**Data to process**

..............................

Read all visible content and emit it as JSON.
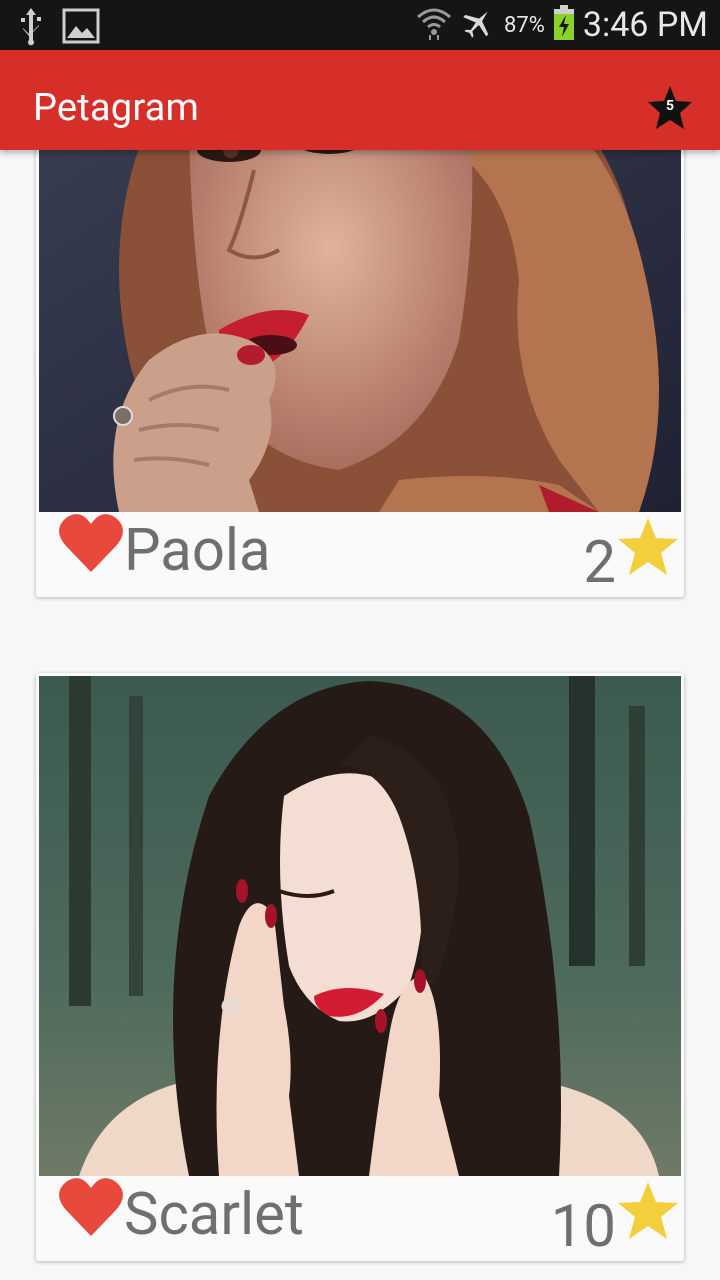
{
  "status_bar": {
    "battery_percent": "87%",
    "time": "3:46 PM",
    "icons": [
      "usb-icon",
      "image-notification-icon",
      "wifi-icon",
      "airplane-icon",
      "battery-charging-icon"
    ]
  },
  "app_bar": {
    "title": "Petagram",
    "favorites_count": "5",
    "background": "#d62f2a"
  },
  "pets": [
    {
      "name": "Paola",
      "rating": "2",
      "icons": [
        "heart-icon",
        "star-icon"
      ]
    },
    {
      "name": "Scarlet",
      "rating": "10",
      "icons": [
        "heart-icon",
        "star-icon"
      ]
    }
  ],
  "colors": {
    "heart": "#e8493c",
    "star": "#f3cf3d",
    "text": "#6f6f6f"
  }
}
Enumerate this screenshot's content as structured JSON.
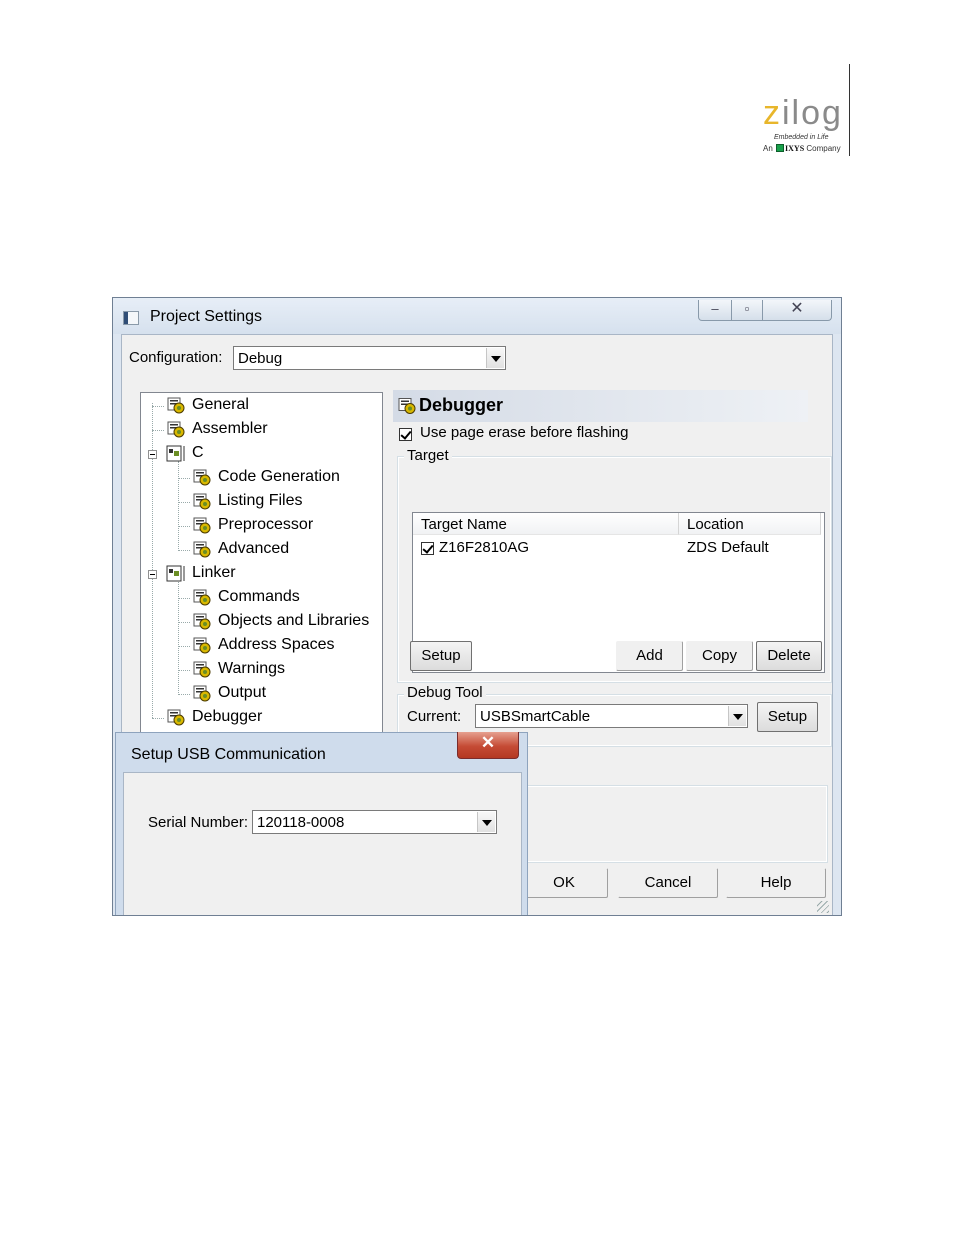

..............................

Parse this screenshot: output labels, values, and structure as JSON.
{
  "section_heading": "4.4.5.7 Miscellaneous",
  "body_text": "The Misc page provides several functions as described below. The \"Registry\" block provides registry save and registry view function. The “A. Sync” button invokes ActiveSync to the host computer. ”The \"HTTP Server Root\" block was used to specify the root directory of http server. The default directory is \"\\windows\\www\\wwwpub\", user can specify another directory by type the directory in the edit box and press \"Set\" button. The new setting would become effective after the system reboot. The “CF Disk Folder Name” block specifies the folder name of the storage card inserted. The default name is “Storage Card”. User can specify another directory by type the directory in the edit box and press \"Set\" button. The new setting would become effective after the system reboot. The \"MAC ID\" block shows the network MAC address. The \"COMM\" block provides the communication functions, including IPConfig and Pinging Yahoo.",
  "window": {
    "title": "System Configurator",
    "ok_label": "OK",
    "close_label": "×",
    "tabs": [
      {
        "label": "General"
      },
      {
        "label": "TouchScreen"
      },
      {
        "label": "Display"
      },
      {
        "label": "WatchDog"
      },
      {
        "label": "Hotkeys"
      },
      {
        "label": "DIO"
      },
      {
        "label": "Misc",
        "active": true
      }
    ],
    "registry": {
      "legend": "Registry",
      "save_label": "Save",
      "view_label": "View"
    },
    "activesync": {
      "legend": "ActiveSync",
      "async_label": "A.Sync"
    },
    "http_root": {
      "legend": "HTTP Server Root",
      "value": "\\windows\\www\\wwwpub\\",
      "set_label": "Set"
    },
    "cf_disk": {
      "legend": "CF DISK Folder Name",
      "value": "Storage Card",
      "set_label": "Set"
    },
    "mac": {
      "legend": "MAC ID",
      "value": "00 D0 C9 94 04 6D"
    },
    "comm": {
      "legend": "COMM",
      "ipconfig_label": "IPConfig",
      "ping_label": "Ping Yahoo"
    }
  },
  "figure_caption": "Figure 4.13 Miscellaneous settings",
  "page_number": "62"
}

..............................

**Short task**
Set down nothing but the lines from the one holding "Read all visible content and emit it as JSON." through the one holding "Enumerate this screenshot's", both included, exactly as they appear; any picture is left out.

**Solution for this task**
Read all visible content and emit it as JSON.
{
  "status_bar": {
    "battery_percent": "87%",
    "time": "3:46 PM",
    "icons": [
      "usb-icon",
      "image-notification-icon",
      "wifi-icon",
      "airplane-icon",
      "battery-charging-icon"
    ]
  },
  "app_bar": {
    "title": "Petagram",
    "favorites_count": "5",
    "background": "#d62f2a"
  },
  "pets": [
    {
      "name": "Paola",
      "rating": "2",
      "icons": [
        "heart-icon",
        "star-icon"
      ]
    },
    {
      "name": "Scarlet",
      "rating": "10",
      "icons": [
        "heart-icon",
        "star-icon"
      ]
    }
  ],
  "colors": {
    "heart": "#e8493c",
    "star": "#f3cf3d",
    "text": "#6f6f6f"
  }
}
Enumerate this screenshot's content as structured JSON.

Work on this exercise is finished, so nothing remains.